> **Task instructions**
Print out the entries below with no edits.

> **Dataset rows about figures**
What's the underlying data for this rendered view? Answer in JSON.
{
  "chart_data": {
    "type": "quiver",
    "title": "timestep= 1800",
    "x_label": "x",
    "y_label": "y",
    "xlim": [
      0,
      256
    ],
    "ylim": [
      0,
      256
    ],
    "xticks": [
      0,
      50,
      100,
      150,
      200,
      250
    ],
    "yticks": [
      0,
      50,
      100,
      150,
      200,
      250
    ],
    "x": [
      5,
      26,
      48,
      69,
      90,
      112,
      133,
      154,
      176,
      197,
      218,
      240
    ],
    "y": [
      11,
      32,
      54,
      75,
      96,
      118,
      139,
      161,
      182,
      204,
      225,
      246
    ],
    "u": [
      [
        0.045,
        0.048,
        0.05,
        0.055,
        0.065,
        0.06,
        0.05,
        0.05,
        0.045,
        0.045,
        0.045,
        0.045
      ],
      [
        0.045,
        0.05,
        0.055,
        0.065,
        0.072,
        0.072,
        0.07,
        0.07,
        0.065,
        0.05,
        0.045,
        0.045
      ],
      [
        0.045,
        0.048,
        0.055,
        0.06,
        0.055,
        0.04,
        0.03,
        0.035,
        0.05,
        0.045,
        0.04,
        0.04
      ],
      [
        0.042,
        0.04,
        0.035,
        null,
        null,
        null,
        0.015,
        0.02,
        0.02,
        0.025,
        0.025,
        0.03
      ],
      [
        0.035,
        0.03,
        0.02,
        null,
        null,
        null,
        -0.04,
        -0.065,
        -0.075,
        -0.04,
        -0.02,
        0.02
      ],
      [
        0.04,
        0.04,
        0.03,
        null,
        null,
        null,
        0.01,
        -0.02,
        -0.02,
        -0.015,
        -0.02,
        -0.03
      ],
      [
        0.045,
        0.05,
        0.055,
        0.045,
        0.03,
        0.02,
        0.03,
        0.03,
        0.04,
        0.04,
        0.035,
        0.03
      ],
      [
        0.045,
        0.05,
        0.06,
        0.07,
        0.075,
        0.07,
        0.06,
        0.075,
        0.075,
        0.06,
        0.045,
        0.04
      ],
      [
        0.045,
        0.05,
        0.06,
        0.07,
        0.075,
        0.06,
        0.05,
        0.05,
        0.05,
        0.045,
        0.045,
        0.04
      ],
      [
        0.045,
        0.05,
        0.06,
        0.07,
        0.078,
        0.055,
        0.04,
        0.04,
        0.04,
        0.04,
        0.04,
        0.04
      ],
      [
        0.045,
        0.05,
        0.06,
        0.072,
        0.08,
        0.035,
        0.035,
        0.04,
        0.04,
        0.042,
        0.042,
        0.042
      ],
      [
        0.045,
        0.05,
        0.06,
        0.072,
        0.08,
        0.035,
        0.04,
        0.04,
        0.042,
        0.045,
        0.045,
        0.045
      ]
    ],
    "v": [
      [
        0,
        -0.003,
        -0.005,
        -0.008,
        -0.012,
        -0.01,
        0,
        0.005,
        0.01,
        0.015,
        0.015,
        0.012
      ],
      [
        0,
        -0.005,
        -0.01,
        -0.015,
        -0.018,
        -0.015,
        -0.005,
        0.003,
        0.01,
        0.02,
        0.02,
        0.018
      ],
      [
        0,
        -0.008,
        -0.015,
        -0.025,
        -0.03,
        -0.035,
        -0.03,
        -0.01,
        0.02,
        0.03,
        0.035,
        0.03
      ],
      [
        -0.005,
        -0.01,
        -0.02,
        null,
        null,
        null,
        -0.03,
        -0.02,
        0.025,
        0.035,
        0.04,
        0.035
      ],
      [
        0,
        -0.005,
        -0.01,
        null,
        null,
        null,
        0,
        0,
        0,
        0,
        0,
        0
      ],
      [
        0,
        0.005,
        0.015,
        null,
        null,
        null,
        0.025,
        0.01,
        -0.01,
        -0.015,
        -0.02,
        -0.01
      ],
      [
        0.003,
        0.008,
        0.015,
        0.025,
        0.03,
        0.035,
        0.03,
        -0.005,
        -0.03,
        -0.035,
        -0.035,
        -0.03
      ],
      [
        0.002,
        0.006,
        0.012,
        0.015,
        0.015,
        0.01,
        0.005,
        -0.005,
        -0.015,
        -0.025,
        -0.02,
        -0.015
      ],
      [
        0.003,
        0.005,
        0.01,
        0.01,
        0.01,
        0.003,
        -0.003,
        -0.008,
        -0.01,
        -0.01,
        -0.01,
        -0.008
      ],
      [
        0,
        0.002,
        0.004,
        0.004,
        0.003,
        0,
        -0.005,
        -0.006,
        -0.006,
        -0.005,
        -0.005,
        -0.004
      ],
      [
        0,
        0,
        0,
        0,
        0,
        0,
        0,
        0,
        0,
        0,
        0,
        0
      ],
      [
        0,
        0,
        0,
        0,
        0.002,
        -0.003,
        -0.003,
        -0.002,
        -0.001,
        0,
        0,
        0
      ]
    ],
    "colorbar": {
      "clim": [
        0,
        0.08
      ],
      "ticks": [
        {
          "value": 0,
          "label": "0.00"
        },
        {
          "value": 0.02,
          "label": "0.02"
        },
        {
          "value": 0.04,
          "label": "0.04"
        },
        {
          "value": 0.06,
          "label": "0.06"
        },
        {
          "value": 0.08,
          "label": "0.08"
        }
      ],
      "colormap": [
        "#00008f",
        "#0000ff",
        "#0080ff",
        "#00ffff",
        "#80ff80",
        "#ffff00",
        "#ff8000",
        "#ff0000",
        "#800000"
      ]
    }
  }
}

> **The result**
What's the underlying data for this rendered view? Answer in JSON.
{
  "chart_data": {
    "type": "quiver",
    "title": "timestep= 1800",
    "x_label": "x",
    "y_label": "y",
    "xlim": [
      0,
      256
    ],
    "ylim": [
      0,
      256
    ],
    "xticks": [
      0,
      50,
      100,
      150,
      200,
      250
    ],
    "yticks": [
      0,
      50,
      100,
      150,
      200,
      250
    ],
    "x": [
      5,
      26,
      48,
      69,
      90,
      112,
      133,
      154,
      176,
      197,
      218,
      240
    ],
    "y": [
      11,
      32,
      54,
      75,
      96,
      118,
      139,
      161,
      182,
      204,
      225,
      246
    ],
    "u": [
      [
        0.045,
        0.048,
        0.05,
        0.055,
        0.065,
        0.06,
        0.05,
        0.05,
        0.045,
        0.045,
        0.045,
        0.045
      ],
      [
        0.045,
        0.05,
        0.055,
        0.065,
        0.072,
        0.072,
        0.07,
        0.07,
        0.065,
        0.05,
        0.045,
        0.045
      ],
      [
        0.045,
        0.048,
        0.055,
        0.06,
        0.055,
        0.04,
        0.03,
        0.035,
        0.05,
        0.045,
        0.04,
        0.04
      ],
      [
        0.042,
        0.04,
        0.035,
        null,
        null,
        null,
        0.015,
        0.02,
        0.02,
        0.025,
        0.025,
        0.03
      ],
      [
        0.035,
        0.03,
        0.02,
        null,
        null,
        null,
        -0.04,
        -0.065,
        -0.075,
        -0.04,
        -0.02,
        0.02
      ],
      [
        0.04,
        0.04,
        0.03,
        null,
        null,
        null,
        0.01,
        -0.02,
        -0.02,
        -0.015,
        -0.02,
        -0.03
      ],
      [
        0.045,
        0.05,
        0.055,
        0.045,
        0.03,
        0.02,
        0.03,
        0.03,
        0.04,
        0.04,
        0.035,
        0.03
      ],
      [
        0.045,
        0.05,
        0.06,
        0.07,
        0.075,
        0.07,
        0.06,
        0.075,
        0.075,
        0.06,
        0.045,
        0.04
      ],
      [
        0.045,
        0.05,
        0.06,
        0.07,
        0.075,
        0.06,
        0.05,
        0.05,
        0.05,
        0.045,
        0.045,
        0.04
      ],
      [
        0.045,
        0.05,
        0.06,
        0.07,
        0.078,
        0.055,
        0.04,
        0.04,
        0.04,
        0.04,
        0.04,
        0.04
      ],
      [
        0.045,
        0.05,
        0.06,
        0.072,
        0.08,
        0.035,
        0.035,
        0.04,
        0.04,
        0.042,
        0.042,
        0.042
      ],
      [
        0.045,
        0.05,
        0.06,
        0.072,
        0.08,
        0.035,
        0.04,
        0.04,
        0.042,
        0.045,
        0.045,
        0.045
      ]
    ],
    "v": [
      [
        0,
        -0.003,
        -0.005,
        -0.008,
        -0.012,
        -0.01,
        0,
        0.005,
        0.01,
        0.015,
        0.015,
        0.012
      ],
      [
        0,
        -0.005,
        -0.01,
        -0.015,
        -0.018,
        -0.015,
        -0.005,
        0.003,
        0.01,
        0.02,
        0.02,
        0.018
      ],
      [
        0,
        -0.008,
        -0.015,
        -0.025,
        -0.03,
        -0.035,
        -0.03,
        -0.01,
        0.02,
        0.03,
        0.035,
        0.03
      ],
      [
        -0.005,
        -0.01,
        -0.02,
        null,
        null,
        null,
        -0.03,
        -0.02,
        0.025,
        0.035,
        0.04,
        0.035
      ],
      [
        0,
        -0.005,
        -0.01,
        null,
        null,
        null,
        0,
        0,
        0,
        0,
        0,
        0
      ],
      [
        0,
        0.005,
        0.015,
        null,
        null,
        null,
        0.025,
        0.01,
        -0.01,
        -0.015,
        -0.02,
        -0.01
      ],
      [
        0.003,
        0.008,
        0.015,
        0.025,
        0.03,
        0.035,
        0.03,
        -0.005,
        -0.03,
        -0.035,
        -0.035,
        -0.03
      ],
      [
        0.002,
        0.006,
        0.012,
        0.015,
        0.015,
        0.01,
        0.005,
        -0.005,
        -0.015,
        -0.025,
        -0.02,
        -0.015
      ],
      [
        0.003,
        0.005,
        0.01,
        0.01,
        0.01,
        0.003,
        -0.003,
        -0.008,
        -0.01,
        -0.01,
        -0.01,
        -0.008
      ],
      [
        0,
        0.002,
        0.004,
        0.004,
        0.003,
        0,
        -0.005,
        -0.006,
        -0.006,
        -0.005,
        -0.005,
        -0.004
      ],
      [
        0,
        0,
        0,
        0,
        0,
        0,
        0,
        0,
        0,
        0,
        0,
        0
      ],
      [
        0,
        0,
        0,
        0,
        0.002,
        -0.003,
        -0.003,
        -0.002,
        -0.001,
        0,
        0,
        0
      ]
    ],
    "colorbar": {
      "clim": [
        0,
        0.08
      ],
      "ticks": [
        {
          "value": 0,
          "label": "0.00"
        },
        {
          "value": 0.02,
          "label": "0.02"
        },
        {
          "value": 0.04,
          "label": "0.04"
        },
        {
          "value": 0.06,
          "label": "0.06"
        },
        {
          "value": 0.08,
          "label": "0.08"
        }
      ],
      "colormap": [
        "#00008f",
        "#0000ff",
        "#0080ff",
        "#00ffff",
        "#80ff80",
        "#ffff00",
        "#ff8000",
        "#ff0000",
        "#800000"
      ]
    }
  }
}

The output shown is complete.